Directions | Set down the material below in full, matching it exactly.

##### Entries shown #####

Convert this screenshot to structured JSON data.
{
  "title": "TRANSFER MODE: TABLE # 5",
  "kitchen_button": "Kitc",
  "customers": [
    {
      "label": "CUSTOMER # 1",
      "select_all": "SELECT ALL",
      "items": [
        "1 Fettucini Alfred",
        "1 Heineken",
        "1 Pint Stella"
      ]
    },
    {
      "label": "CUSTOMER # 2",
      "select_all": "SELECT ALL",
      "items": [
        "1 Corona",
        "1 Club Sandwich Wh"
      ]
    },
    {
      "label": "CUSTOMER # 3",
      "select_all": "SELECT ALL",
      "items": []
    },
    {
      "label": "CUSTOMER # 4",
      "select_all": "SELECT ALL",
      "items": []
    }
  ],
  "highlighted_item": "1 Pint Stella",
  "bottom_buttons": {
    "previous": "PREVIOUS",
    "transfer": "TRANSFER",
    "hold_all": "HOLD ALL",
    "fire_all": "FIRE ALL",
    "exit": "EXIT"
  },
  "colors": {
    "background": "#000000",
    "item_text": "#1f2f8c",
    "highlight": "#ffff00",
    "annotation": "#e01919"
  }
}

#####

The output |
Convert this screenshot to structured JSON data.
{
  "title": "TRANSFER MODE: TABLE # 5",
  "kitchen_button": "Kitc",
  "customers": [
    {
      "label": "CUSTOMER # 1",
      "select_all": "SELECT ALL",
      "items": [
        "1 Fettucini Alfred",
        "1 Heineken",
        "1 Pint Stella"
      ]
    },
    {
      "label": "CUSTOMER # 2",
      "select_all": "SELECT ALL",
      "items": [
        "1 Corona",
        "1 Club Sandwich Wh"
      ]
    },
    {
      "label": "CUSTOMER # 3",
      "select_all": "SELECT ALL",
      "items": []
    },
    {
      "label": "CUSTOMER # 4",
      "select_all": "SELECT ALL",
      "items": []
    }
  ],
  "highlighted_item": "1 Pint Stella",
  "bottom_buttons": {
    "previous": "PREVIOUS",
    "transfer": "TRANSFER",
    "hold_all": "HOLD ALL",
    "fire_all": "FIRE ALL",
    "exit": "EXIT"
  },
  "colors": {
    "background": "#000000",
    "item_text": "#1f2f8c",
    "highlight": "#ffff00",
    "annotation": "#e01919"
  }
}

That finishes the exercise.